Would you transcribe the whole listing exactly, minus its pictures?

START Data section

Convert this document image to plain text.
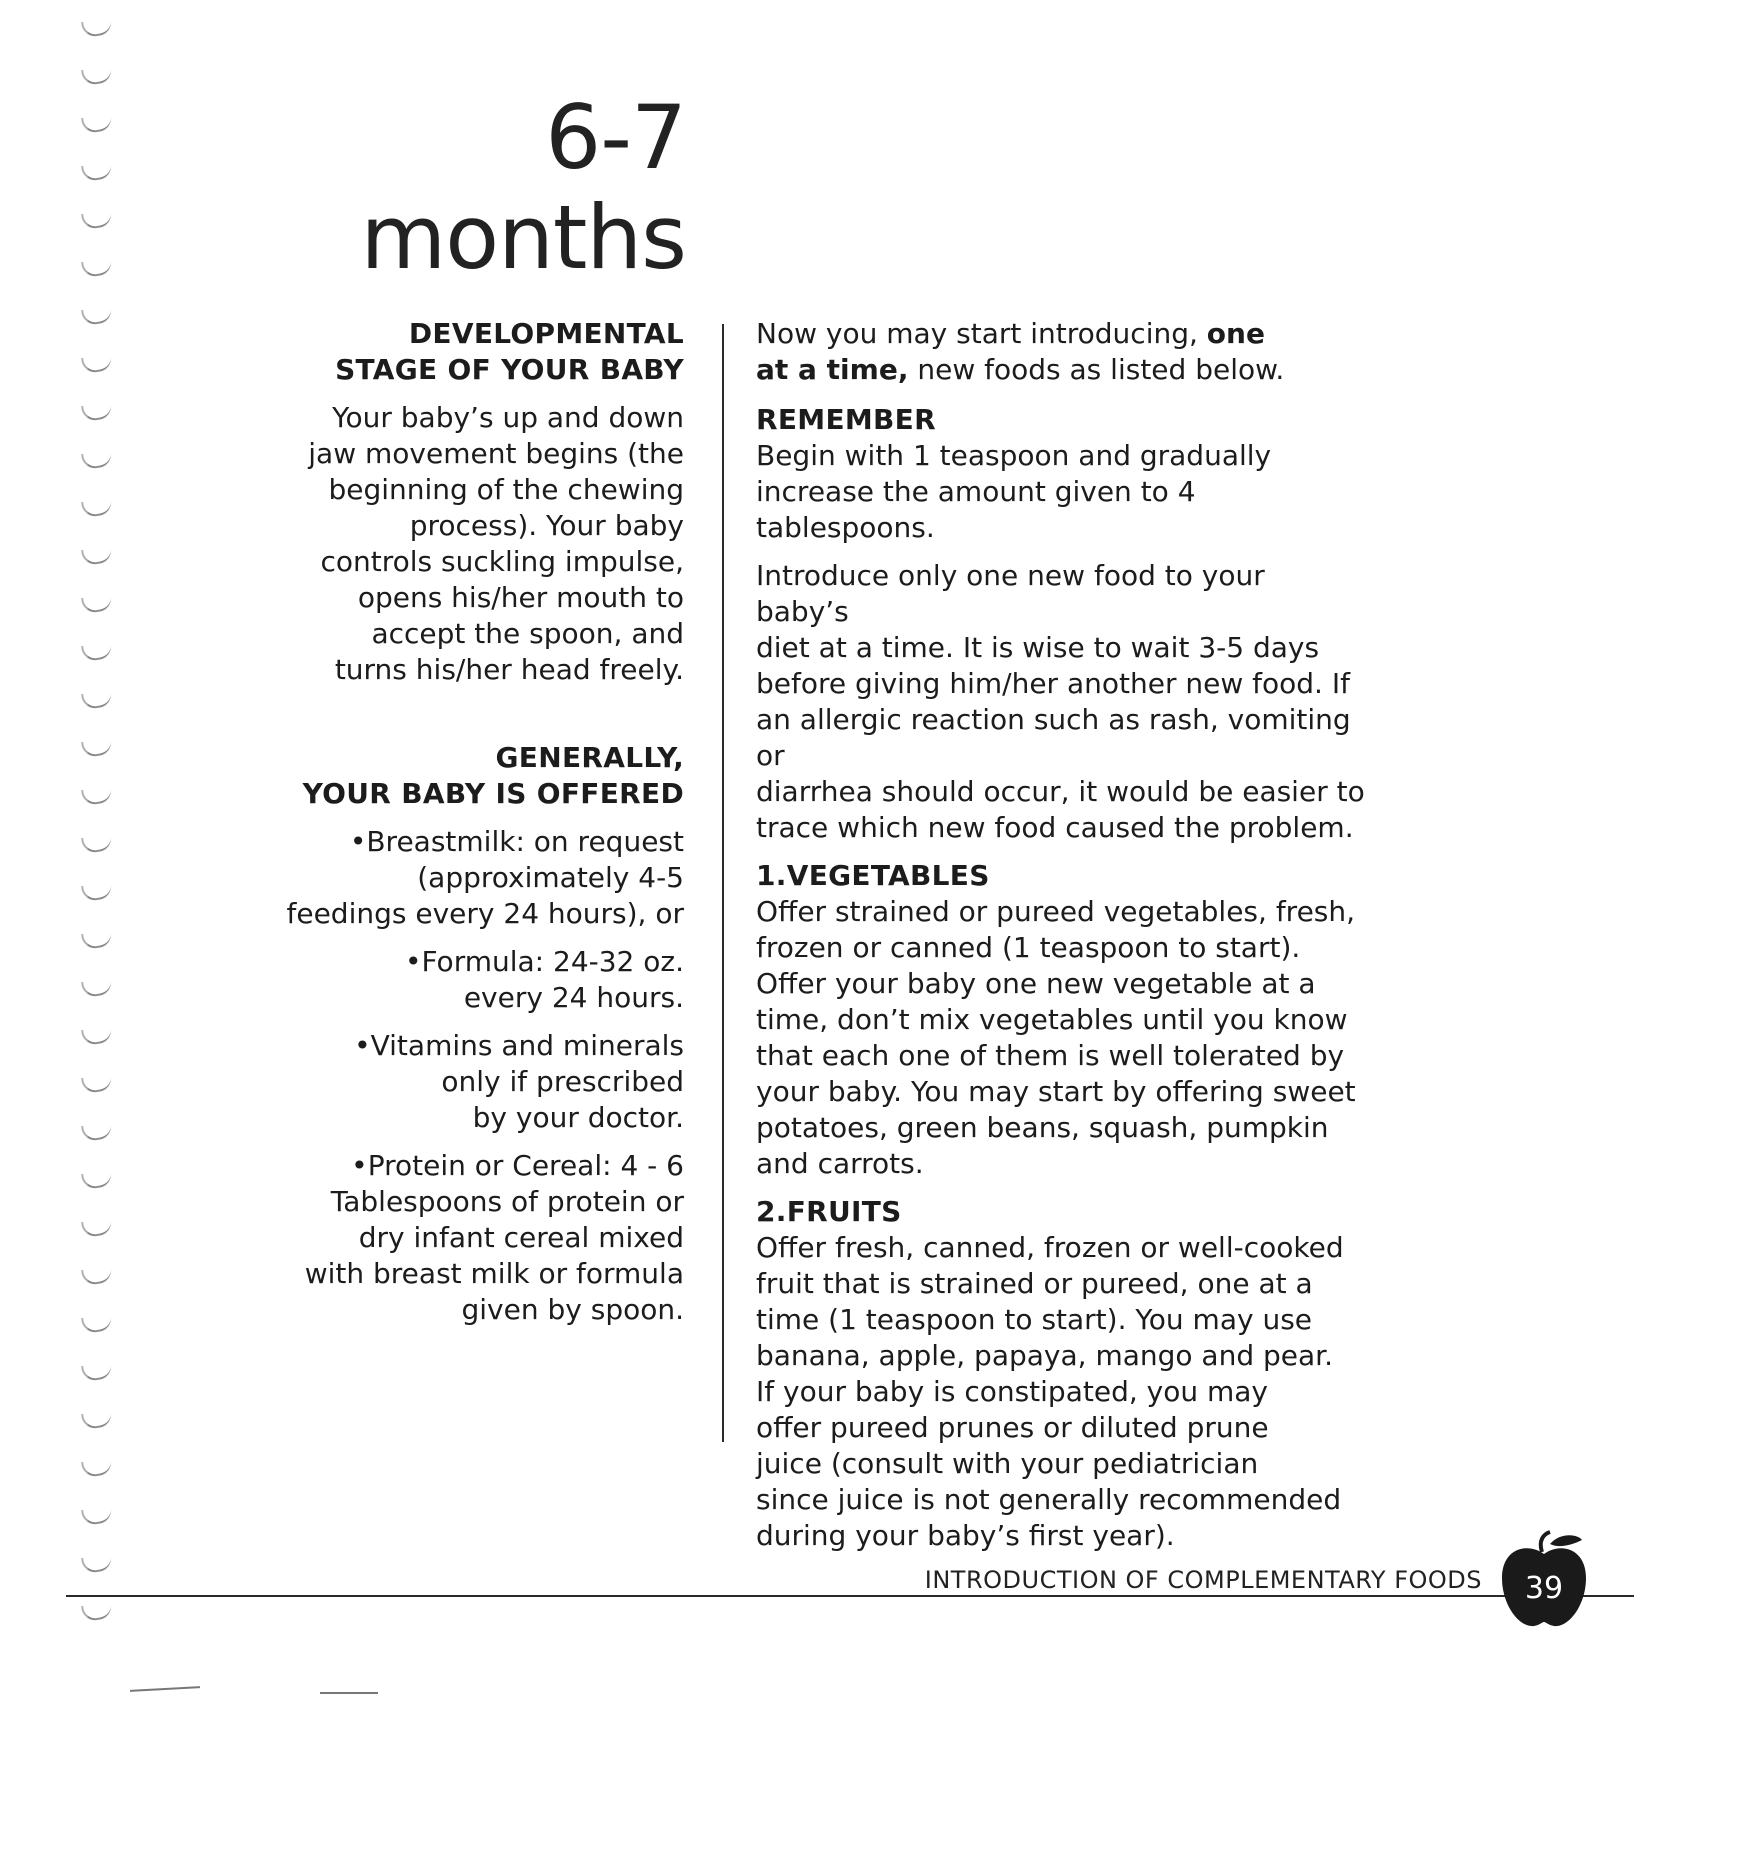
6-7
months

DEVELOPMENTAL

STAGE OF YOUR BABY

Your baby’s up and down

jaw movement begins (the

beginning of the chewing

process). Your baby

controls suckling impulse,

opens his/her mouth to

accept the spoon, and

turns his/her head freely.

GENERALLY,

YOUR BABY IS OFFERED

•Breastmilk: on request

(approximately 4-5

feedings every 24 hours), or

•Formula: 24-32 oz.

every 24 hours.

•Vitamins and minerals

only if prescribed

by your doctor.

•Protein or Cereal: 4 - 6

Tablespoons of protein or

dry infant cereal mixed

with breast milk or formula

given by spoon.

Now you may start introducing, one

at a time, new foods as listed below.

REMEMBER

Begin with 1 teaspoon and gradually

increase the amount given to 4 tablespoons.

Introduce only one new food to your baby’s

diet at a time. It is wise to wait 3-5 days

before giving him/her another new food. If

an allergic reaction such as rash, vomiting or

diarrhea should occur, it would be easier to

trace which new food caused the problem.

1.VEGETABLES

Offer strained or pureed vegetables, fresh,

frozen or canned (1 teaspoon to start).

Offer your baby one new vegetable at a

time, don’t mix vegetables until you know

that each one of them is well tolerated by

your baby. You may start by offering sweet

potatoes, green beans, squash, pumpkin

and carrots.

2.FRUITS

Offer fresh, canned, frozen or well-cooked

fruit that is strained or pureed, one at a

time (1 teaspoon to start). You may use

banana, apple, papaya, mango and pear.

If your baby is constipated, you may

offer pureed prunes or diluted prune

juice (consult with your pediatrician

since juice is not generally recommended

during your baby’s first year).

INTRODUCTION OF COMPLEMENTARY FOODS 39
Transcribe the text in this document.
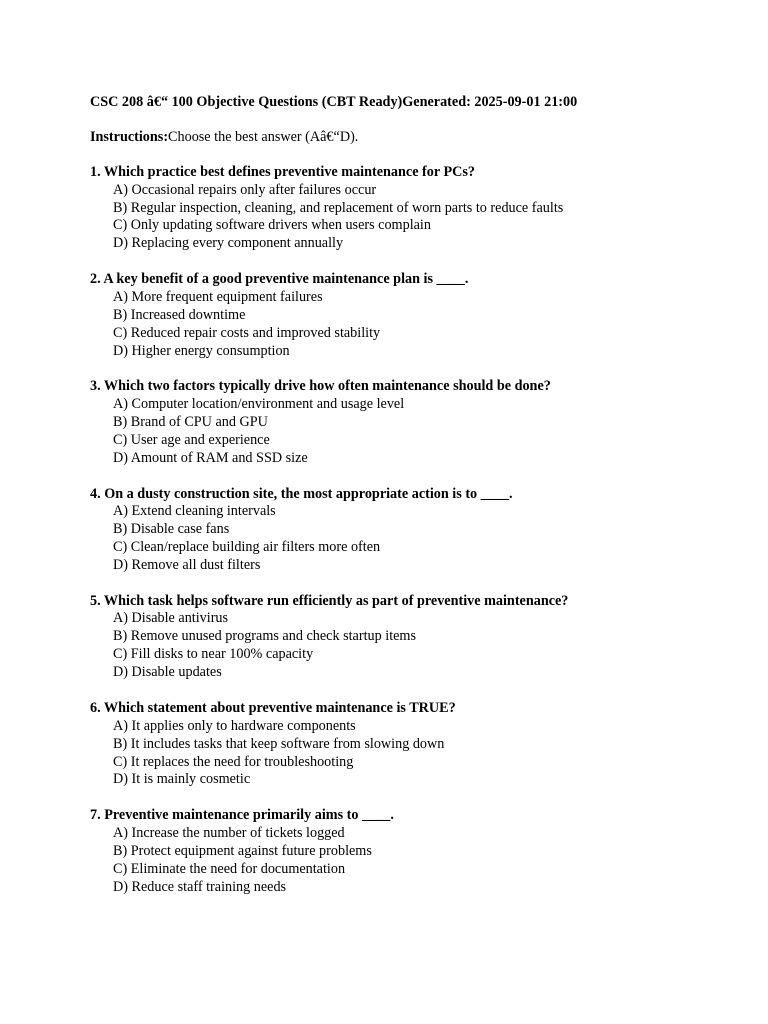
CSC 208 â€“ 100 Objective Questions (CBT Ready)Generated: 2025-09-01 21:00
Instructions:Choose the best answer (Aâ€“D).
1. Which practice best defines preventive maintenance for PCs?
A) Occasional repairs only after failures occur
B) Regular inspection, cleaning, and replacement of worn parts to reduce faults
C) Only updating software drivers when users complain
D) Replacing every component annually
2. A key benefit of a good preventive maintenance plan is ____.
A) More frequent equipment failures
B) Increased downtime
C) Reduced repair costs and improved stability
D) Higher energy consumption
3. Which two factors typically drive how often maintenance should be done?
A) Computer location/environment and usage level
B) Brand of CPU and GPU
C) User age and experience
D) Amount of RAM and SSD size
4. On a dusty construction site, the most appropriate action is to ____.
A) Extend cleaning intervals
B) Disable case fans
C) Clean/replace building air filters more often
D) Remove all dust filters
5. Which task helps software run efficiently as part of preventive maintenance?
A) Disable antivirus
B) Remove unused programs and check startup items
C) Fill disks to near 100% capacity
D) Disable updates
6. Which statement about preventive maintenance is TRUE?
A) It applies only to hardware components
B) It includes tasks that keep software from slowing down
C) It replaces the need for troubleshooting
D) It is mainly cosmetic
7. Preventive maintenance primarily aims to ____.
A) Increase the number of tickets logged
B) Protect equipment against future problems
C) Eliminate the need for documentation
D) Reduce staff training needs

END Data section

▶ [Problem solution]
Convert this document image to plain text.
6-7
months

DEVELOPMENTAL

STAGE OF YOUR BABY

Your baby’s up and down

jaw movement begins (the

beginning of the chewing

process). Your baby

controls suckling impulse,

opens his/her mouth to

accept the spoon, and

turns his/her head freely.

GENERALLY,

YOUR BABY IS OFFERED

•Breastmilk: on request

(approximately 4-5

feedings every 24 hours), or

•Formula: 24-32 oz.

every 24 hours.

•Vitamins and minerals

only if prescribed

by your doctor.

•Protein or Cereal: 4 - 6

Tablespoons of protein or

dry infant cereal mixed

with breast milk or formula

given by spoon.

Now you may start introducing, one

at a time, new foods as listed below.

REMEMBER

Begin with 1 teaspoon and gradually

increase the amount given to 4 tablespoons.

Introduce only one new food to your baby’s

diet at a time. It is wise to wait 3-5 days

before giving him/her another new food. If

an allergic reaction such as rash, vomiting or

diarrhea should occur, it would be easier to

trace which new food caused the problem.

1.VEGETABLES

Offer strained or pureed vegetables, fresh,

frozen or canned (1 teaspoon to start).

Offer your baby one new vegetable at a

time, don’t mix vegetables until you know

that each one of them is well tolerated by

your baby. You may start by offering sweet

potatoes, green beans, squash, pumpkin

and carrots.

2.FRUITS

Offer fresh, canned, frozen or well-cooked

fruit that is strained or pureed, one at a

time (1 teaspoon to start). You may use

banana, apple, papaya, mango and pear.

If your baby is constipated, you may

offer pureed prunes or diluted prune

juice (consult with your pediatrician

since juice is not generally recommended

during your baby’s first year).

INTRODUCTION OF COMPLEMENTARY FOODS 39
Transcribe the text in this document.
CSC 208 â€“ 100 Objective Questions (CBT Ready)Generated: 2025-09-01 21:00
Instructions:Choose the best answer (Aâ€“D).
1. Which practice best defines preventive maintenance for PCs?
A) Occasional repairs only after failures occur
B) Regular inspection, cleaning, and replacement of worn parts to reduce faults
C) Only updating software drivers when users complain
D) Replacing every component annually
2. A key benefit of a good preventive maintenance plan is ____.
A) More frequent equipment failures
B) Increased downtime
C) Reduced repair costs and improved stability
D) Higher energy consumption
3. Which two factors typically drive how often maintenance should be done?
A) Computer location/environment and usage level
B) Brand of CPU and GPU
C) User age and experience
D) Amount of RAM and SSD size
4. On a dusty construction site, the most appropriate action is to ____.
A) Extend cleaning intervals
B) Disable case fans
C) Clean/replace building air filters more often
D) Remove all dust filters
5. Which task helps software run efficiently as part of preventive maintenance?
A) Disable antivirus
B) Remove unused programs and check startup items
C) Fill disks to near 100% capacity
D) Disable updates
6. Which statement about preventive maintenance is TRUE?
A) It applies only to hardware components
B) It includes tasks that keep software from slowing down
C) It replaces the need for troubleshooting
D) It is mainly cosmetic
7. Preventive maintenance primarily aims to ____.
A) Increase the number of tickets logged
B) Protect equipment against future problems
C) Eliminate the need for documentation
D) Reduce staff training needs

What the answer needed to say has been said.